== EXERCISE DIRECTIONS ==
How many of the lines here include "Shortcut"? Answer with a single number.
┌────────
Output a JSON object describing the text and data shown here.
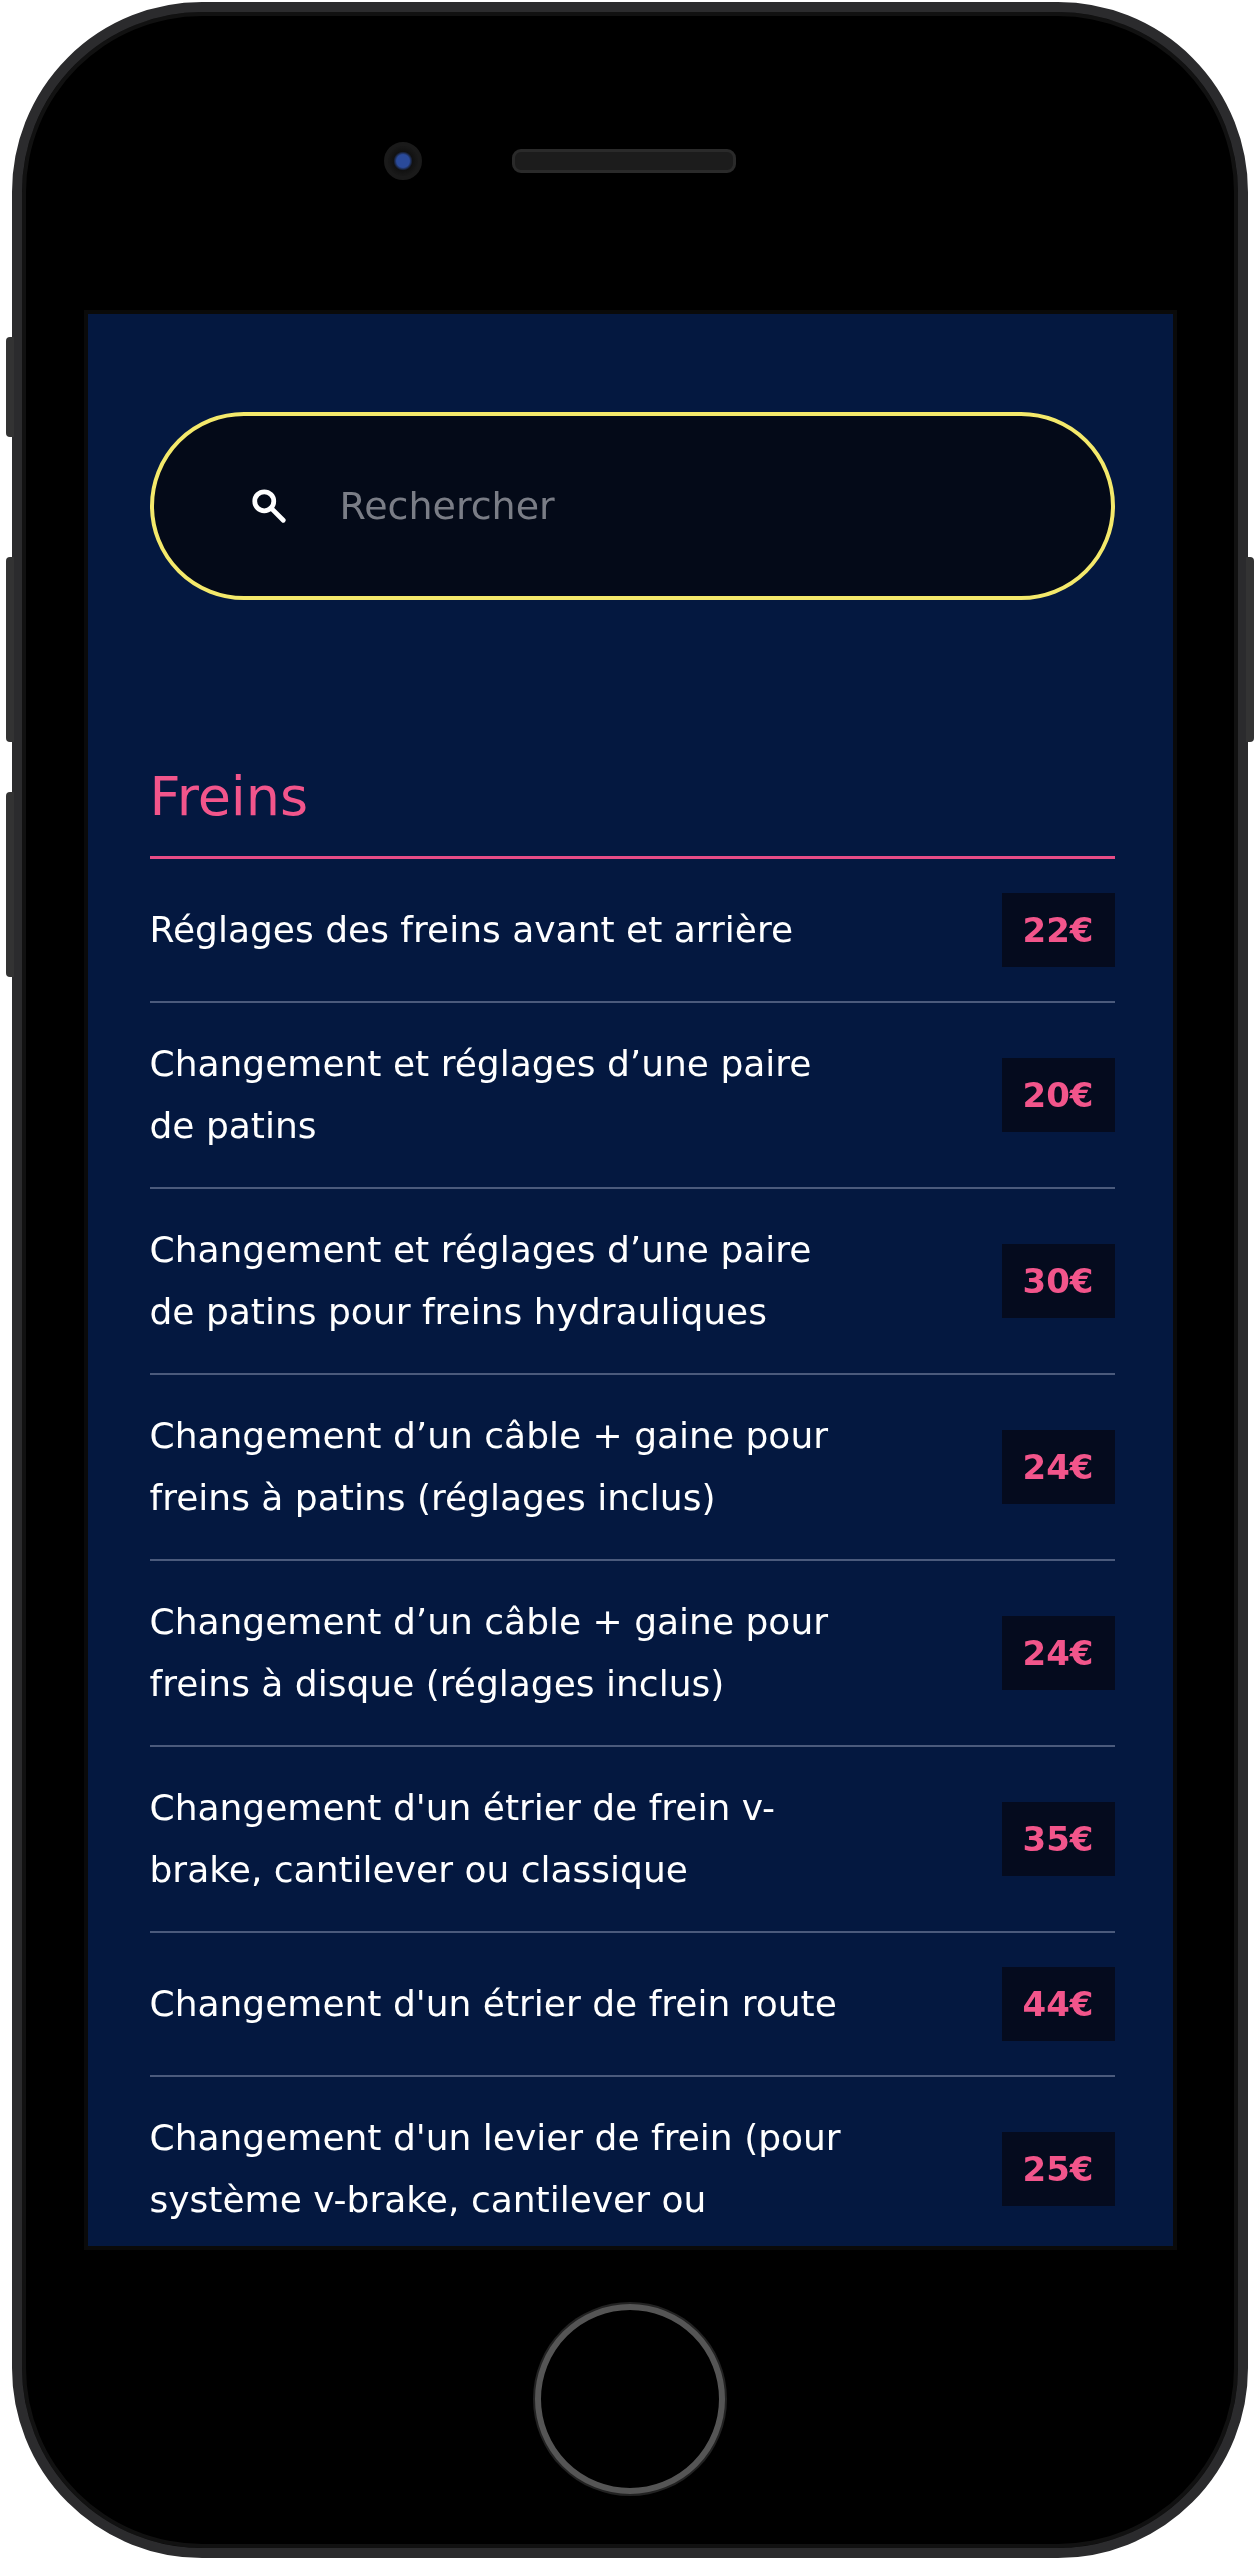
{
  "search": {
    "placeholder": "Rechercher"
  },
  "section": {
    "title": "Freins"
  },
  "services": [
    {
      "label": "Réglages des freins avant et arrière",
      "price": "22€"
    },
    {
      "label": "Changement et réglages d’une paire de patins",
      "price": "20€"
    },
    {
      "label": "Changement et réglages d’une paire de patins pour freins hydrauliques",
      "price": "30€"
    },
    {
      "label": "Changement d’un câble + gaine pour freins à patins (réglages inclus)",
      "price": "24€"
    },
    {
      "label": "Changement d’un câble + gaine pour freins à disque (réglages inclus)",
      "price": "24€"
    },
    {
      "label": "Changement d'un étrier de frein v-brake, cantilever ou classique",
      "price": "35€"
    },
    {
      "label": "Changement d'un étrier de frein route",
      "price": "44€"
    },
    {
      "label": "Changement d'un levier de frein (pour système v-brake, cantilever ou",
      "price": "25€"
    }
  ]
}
└────────
┌────────
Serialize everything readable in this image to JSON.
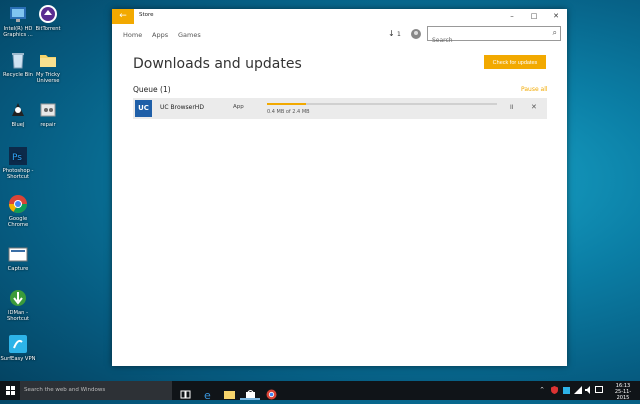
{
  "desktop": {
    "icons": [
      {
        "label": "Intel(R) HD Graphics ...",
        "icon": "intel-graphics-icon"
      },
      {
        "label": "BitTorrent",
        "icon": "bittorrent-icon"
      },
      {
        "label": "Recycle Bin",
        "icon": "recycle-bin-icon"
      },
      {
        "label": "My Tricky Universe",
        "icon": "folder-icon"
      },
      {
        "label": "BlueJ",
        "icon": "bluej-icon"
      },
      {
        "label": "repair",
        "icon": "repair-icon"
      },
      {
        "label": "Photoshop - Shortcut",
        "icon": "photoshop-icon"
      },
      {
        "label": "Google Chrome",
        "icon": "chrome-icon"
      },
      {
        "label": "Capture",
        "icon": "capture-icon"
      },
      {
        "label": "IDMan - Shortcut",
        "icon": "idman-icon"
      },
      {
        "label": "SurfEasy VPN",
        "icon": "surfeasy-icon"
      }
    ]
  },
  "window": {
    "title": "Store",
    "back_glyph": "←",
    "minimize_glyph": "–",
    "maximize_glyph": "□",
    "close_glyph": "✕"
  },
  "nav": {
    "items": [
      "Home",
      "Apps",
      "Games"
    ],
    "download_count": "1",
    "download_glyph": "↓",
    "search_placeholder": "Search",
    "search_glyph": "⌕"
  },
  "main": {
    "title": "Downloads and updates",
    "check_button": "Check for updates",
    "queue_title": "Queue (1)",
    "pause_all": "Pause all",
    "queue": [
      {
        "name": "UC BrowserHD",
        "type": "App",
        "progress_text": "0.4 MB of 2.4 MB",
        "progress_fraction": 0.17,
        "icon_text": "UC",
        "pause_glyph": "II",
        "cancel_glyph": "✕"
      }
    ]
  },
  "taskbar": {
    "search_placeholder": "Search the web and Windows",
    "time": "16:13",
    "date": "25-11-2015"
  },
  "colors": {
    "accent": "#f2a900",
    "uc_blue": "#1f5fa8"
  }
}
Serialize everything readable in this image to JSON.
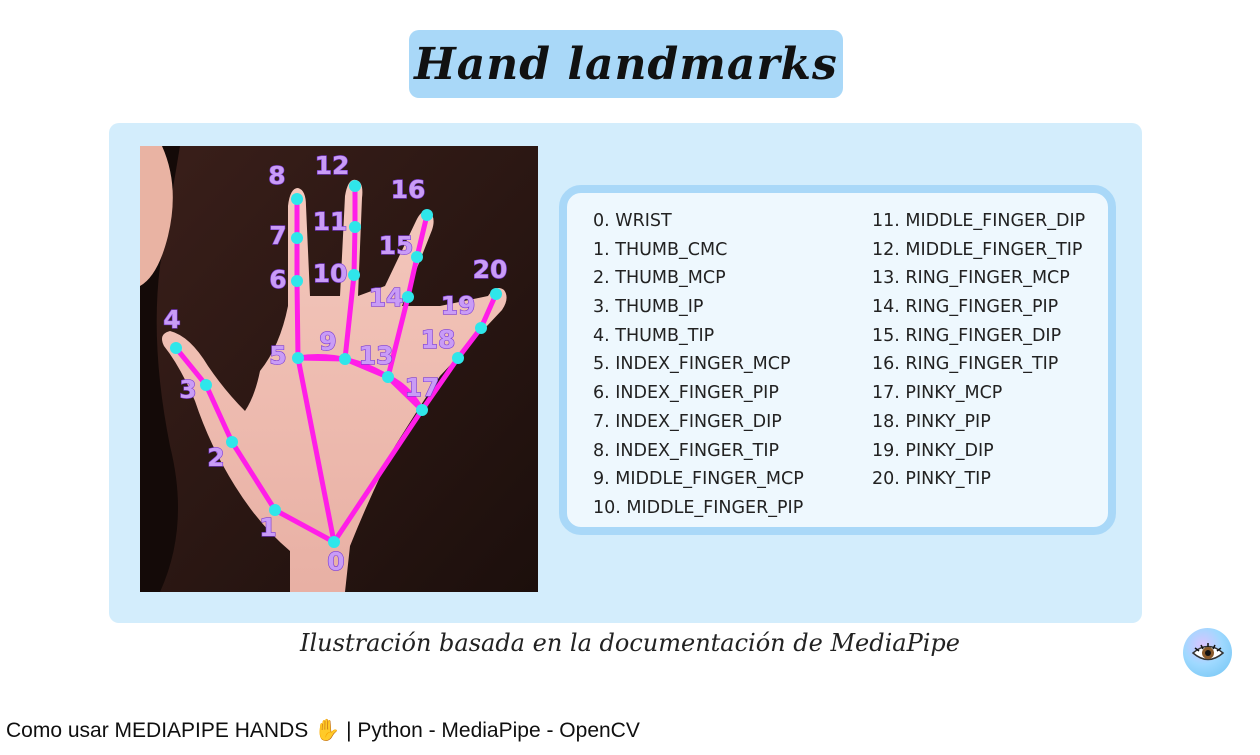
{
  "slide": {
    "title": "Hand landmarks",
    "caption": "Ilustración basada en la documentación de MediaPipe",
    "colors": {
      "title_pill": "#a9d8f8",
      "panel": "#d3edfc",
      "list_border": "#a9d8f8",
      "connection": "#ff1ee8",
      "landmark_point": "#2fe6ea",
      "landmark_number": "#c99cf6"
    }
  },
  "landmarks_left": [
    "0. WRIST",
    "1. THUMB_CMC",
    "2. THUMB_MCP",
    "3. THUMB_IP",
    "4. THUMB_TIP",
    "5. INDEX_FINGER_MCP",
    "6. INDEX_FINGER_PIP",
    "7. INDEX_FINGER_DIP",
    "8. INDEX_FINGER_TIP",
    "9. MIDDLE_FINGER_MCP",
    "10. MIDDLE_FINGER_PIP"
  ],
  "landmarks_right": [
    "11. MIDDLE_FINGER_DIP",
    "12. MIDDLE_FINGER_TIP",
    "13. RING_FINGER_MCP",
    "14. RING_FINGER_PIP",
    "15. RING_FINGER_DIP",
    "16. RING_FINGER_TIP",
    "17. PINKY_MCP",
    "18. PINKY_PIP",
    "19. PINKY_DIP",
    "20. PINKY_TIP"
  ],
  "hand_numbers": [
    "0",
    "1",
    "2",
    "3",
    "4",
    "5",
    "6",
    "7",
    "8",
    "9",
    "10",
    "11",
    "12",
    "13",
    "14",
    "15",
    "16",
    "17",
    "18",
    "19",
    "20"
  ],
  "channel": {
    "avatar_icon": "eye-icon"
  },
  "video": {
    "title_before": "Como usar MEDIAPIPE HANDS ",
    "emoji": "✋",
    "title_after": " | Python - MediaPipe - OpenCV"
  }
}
└────────
┌────────
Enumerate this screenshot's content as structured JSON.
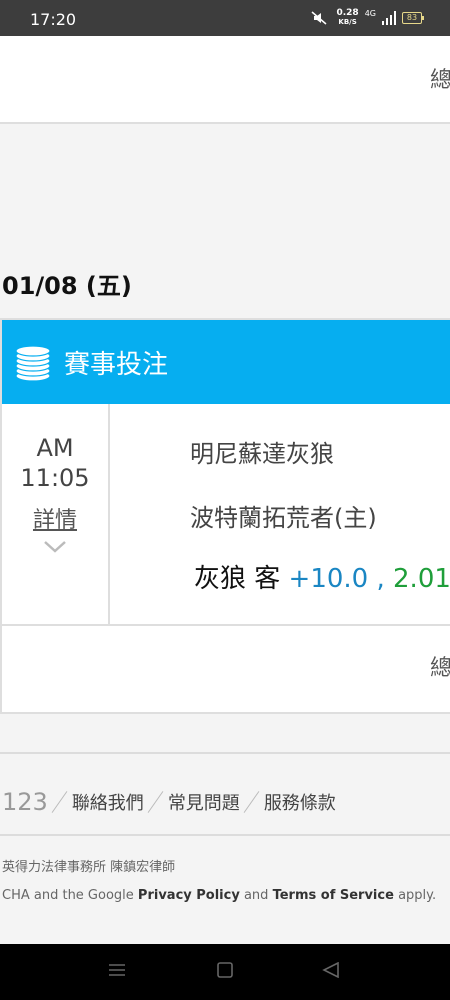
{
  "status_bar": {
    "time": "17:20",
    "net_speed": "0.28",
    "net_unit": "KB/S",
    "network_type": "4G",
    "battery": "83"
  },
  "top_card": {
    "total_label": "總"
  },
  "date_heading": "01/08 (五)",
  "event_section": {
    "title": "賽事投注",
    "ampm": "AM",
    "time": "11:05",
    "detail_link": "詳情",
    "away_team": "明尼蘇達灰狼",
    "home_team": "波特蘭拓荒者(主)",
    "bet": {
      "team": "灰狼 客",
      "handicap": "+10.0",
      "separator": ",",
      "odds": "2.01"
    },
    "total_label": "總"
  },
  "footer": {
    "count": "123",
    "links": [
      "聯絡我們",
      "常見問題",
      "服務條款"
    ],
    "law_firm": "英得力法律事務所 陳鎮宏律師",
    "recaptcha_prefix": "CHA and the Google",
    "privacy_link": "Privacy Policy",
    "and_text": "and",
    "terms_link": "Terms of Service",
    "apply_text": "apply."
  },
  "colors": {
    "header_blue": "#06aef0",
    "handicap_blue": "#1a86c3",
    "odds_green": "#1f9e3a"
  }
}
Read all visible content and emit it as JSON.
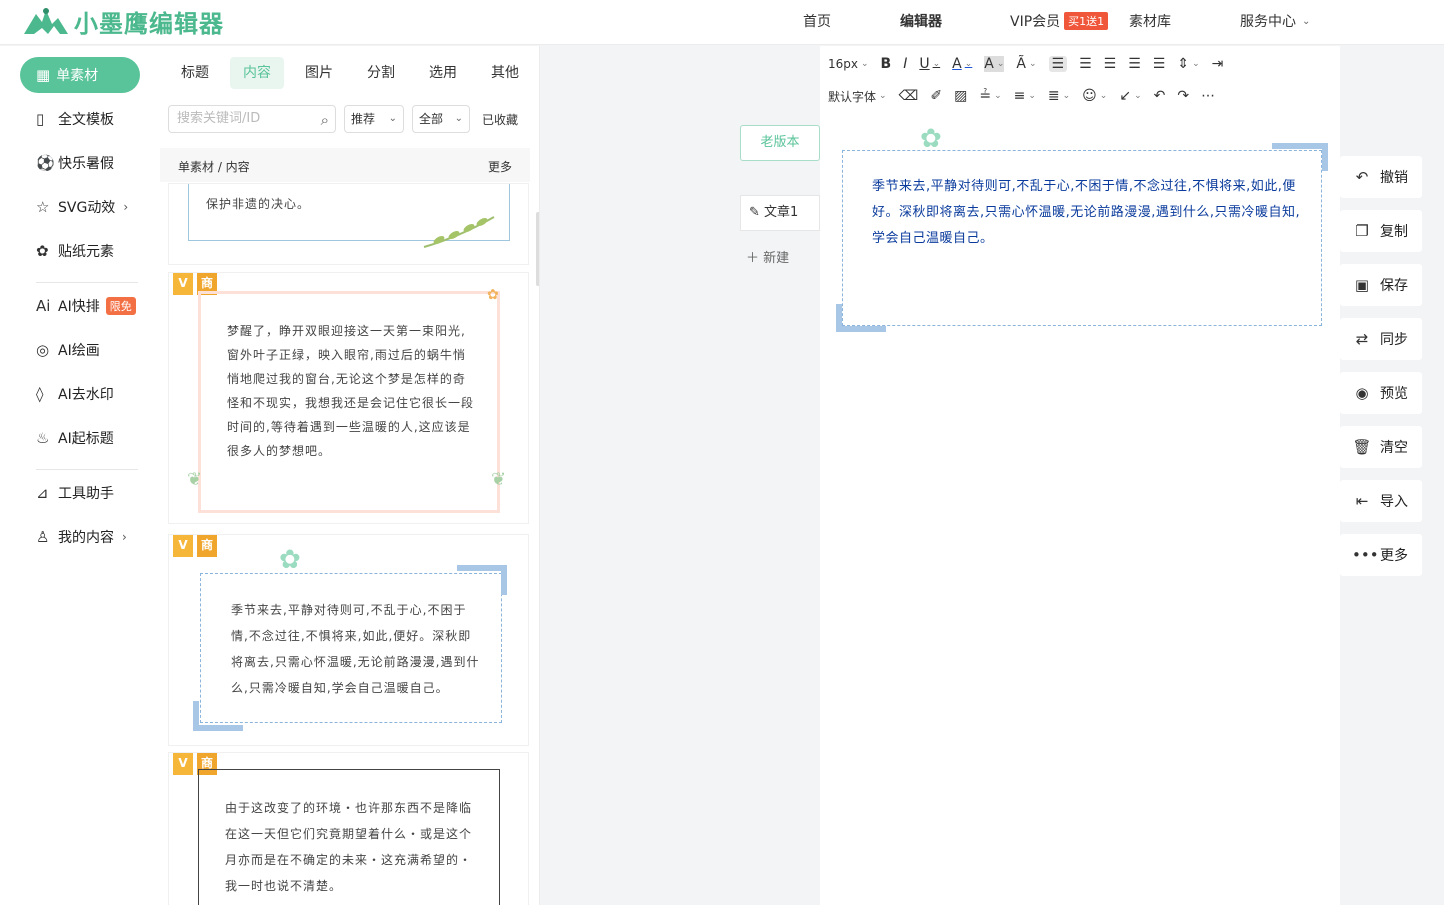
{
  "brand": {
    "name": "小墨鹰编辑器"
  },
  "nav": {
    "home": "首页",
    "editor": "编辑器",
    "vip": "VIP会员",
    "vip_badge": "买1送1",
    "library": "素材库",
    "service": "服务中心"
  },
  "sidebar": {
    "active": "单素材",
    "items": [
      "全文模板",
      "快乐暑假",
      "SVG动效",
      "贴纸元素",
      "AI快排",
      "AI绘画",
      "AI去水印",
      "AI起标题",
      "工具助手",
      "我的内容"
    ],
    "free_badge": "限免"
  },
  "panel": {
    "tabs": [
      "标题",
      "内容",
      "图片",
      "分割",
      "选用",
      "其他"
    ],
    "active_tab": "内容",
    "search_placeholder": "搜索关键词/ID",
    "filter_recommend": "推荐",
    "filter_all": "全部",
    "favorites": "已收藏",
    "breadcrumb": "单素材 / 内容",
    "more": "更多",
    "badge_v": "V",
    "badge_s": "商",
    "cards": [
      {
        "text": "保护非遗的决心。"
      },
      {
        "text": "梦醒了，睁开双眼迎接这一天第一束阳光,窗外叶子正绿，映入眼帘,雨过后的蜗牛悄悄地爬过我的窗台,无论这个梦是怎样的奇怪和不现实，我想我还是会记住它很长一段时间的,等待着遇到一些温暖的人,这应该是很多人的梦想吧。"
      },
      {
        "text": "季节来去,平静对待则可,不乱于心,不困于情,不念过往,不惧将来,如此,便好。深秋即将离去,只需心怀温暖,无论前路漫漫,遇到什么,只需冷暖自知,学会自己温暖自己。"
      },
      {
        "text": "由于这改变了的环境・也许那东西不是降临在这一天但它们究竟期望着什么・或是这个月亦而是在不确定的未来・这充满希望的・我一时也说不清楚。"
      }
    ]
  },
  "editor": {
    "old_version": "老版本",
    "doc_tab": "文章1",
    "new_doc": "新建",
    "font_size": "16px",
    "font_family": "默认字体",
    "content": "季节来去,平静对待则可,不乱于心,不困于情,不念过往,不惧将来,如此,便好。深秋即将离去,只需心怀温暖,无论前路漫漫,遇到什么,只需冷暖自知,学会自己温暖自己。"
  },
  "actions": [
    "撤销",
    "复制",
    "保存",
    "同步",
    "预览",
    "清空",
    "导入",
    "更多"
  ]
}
└────────
== ANSWER BELOW ==
2